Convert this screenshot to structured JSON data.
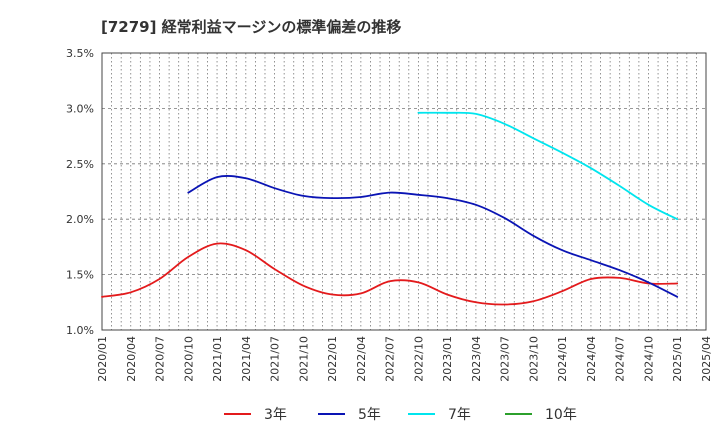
{
  "chart_data": {
    "type": "line",
    "title": "[7279]  経常利益マージンの標準偏差の推移",
    "xlabel": "",
    "ylabel": "",
    "ylim": [
      1.0,
      3.5
    ],
    "y_ticks": [
      "1.0%",
      "1.5%",
      "2.0%",
      "2.5%",
      "3.0%",
      "3.5%"
    ],
    "x_ticks": [
      "2020/01",
      "2020/04",
      "2020/07",
      "2020/10",
      "2021/01",
      "2021/04",
      "2021/07",
      "2021/10",
      "2022/01",
      "2022/04",
      "2022/07",
      "2022/10",
      "2023/01",
      "2023/04",
      "2023/07",
      "2023/10",
      "2024/01",
      "2024/04",
      "2024/07",
      "2024/10",
      "2025/01",
      "2025/04"
    ],
    "grid": true,
    "legend_position": "bottom",
    "series": [
      {
        "name": "3年",
        "color": "#e31a1c",
        "points": [
          [
            "2020/01",
            1.3
          ],
          [
            "2020/04",
            1.34
          ],
          [
            "2020/07",
            1.46
          ],
          [
            "2020/10",
            1.66
          ],
          [
            "2021/01",
            1.78
          ],
          [
            "2021/04",
            1.72
          ],
          [
            "2021/07",
            1.55
          ],
          [
            "2021/10",
            1.4
          ],
          [
            "2022/01",
            1.32
          ],
          [
            "2022/04",
            1.33
          ],
          [
            "2022/07",
            1.44
          ],
          [
            "2022/10",
            1.43
          ],
          [
            "2023/01",
            1.32
          ],
          [
            "2023/04",
            1.25
          ],
          [
            "2023/07",
            1.23
          ],
          [
            "2023/10",
            1.26
          ],
          [
            "2024/01",
            1.35
          ],
          [
            "2024/04",
            1.46
          ],
          [
            "2024/07",
            1.47
          ],
          [
            "2024/10",
            1.42
          ],
          [
            "2025/01",
            1.42
          ]
        ]
      },
      {
        "name": "5年",
        "color": "#0a14b4",
        "points": [
          [
            "2020/10",
            2.24
          ],
          [
            "2021/01",
            2.38
          ],
          [
            "2021/04",
            2.37
          ],
          [
            "2021/07",
            2.28
          ],
          [
            "2021/10",
            2.21
          ],
          [
            "2022/01",
            2.19
          ],
          [
            "2022/04",
            2.2
          ],
          [
            "2022/07",
            2.24
          ],
          [
            "2022/10",
            2.22
          ],
          [
            "2023/01",
            2.19
          ],
          [
            "2023/04",
            2.13
          ],
          [
            "2023/07",
            2.01
          ],
          [
            "2023/10",
            1.85
          ],
          [
            "2024/01",
            1.72
          ],
          [
            "2024/04",
            1.63
          ],
          [
            "2024/07",
            1.54
          ],
          [
            "2024/10",
            1.43
          ],
          [
            "2025/01",
            1.3
          ]
        ]
      },
      {
        "name": "7年",
        "color": "#00e5ee",
        "points": [
          [
            "2022/10",
            2.96
          ],
          [
            "2023/01",
            2.96
          ],
          [
            "2023/04",
            2.95
          ],
          [
            "2023/07",
            2.86
          ],
          [
            "2023/10",
            2.73
          ],
          [
            "2024/01",
            2.6
          ],
          [
            "2024/04",
            2.46
          ],
          [
            "2024/07",
            2.3
          ],
          [
            "2024/10",
            2.13
          ],
          [
            "2025/01",
            2.0
          ]
        ]
      },
      {
        "name": "10年",
        "color": "#2ca02c",
        "points": []
      }
    ]
  }
}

# # # # #

▶ What is asked
Repeat the records above exactly, omitting every picture.

▶ Result
Convert this screenshot to structured JSON data.
{
  "chart_data": {
    "type": "line",
    "title": "[7279]  経常利益マージンの標準偏差の推移",
    "xlabel": "",
    "ylabel": "",
    "ylim": [
      1.0,
      3.5
    ],
    "y_ticks": [
      "1.0%",
      "1.5%",
      "2.0%",
      "2.5%",
      "3.0%",
      "3.5%"
    ],
    "x_ticks": [
      "2020/01",
      "2020/04",
      "2020/07",
      "2020/10",
      "2021/01",
      "2021/04",
      "2021/07",
      "2021/10",
      "2022/01",
      "2022/04",
      "2022/07",
      "2022/10",
      "2023/01",
      "2023/04",
      "2023/07",
      "2023/10",
      "2024/01",
      "2024/04",
      "2024/07",
      "2024/10",
      "2025/01",
      "2025/04"
    ],
    "grid": true,
    "legend_position": "bottom",
    "series": [
      {
        "name": "3年",
        "color": "#e31a1c",
        "points": [
          [
            "2020/01",
            1.3
          ],
          [
            "2020/04",
            1.34
          ],
          [
            "2020/07",
            1.46
          ],
          [
            "2020/10",
            1.66
          ],
          [
            "2021/01",
            1.78
          ],
          [
            "2021/04",
            1.72
          ],
          [
            "2021/07",
            1.55
          ],
          [
            "2021/10",
            1.4
          ],
          [
            "2022/01",
            1.32
          ],
          [
            "2022/04",
            1.33
          ],
          [
            "2022/07",
            1.44
          ],
          [
            "2022/10",
            1.43
          ],
          [
            "2023/01",
            1.32
          ],
          [
            "2023/04",
            1.25
          ],
          [
            "2023/07",
            1.23
          ],
          [
            "2023/10",
            1.26
          ],
          [
            "2024/01",
            1.35
          ],
          [
            "2024/04",
            1.46
          ],
          [
            "2024/07",
            1.47
          ],
          [
            "2024/10",
            1.42
          ],
          [
            "2025/01",
            1.42
          ]
        ]
      },
      {
        "name": "5年",
        "color": "#0a14b4",
        "points": [
          [
            "2020/10",
            2.24
          ],
          [
            "2021/01",
            2.38
          ],
          [
            "2021/04",
            2.37
          ],
          [
            "2021/07",
            2.28
          ],
          [
            "2021/10",
            2.21
          ],
          [
            "2022/01",
            2.19
          ],
          [
            "2022/04",
            2.2
          ],
          [
            "2022/07",
            2.24
          ],
          [
            "2022/10",
            2.22
          ],
          [
            "2023/01",
            2.19
          ],
          [
            "2023/04",
            2.13
          ],
          [
            "2023/07",
            2.01
          ],
          [
            "2023/10",
            1.85
          ],
          [
            "2024/01",
            1.72
          ],
          [
            "2024/04",
            1.63
          ],
          [
            "2024/07",
            1.54
          ],
          [
            "2024/10",
            1.43
          ],
          [
            "2025/01",
            1.3
          ]
        ]
      },
      {
        "name": "7年",
        "color": "#00e5ee",
        "points": [
          [
            "2022/10",
            2.96
          ],
          [
            "2023/01",
            2.96
          ],
          [
            "2023/04",
            2.95
          ],
          [
            "2023/07",
            2.86
          ],
          [
            "2023/10",
            2.73
          ],
          [
            "2024/01",
            2.6
          ],
          [
            "2024/04",
            2.46
          ],
          [
            "2024/07",
            2.3
          ],
          [
            "2024/10",
            2.13
          ],
          [
            "2025/01",
            2.0
          ]
        ]
      },
      {
        "name": "10年",
        "color": "#2ca02c",
        "points": []
      }
    ]
  }
}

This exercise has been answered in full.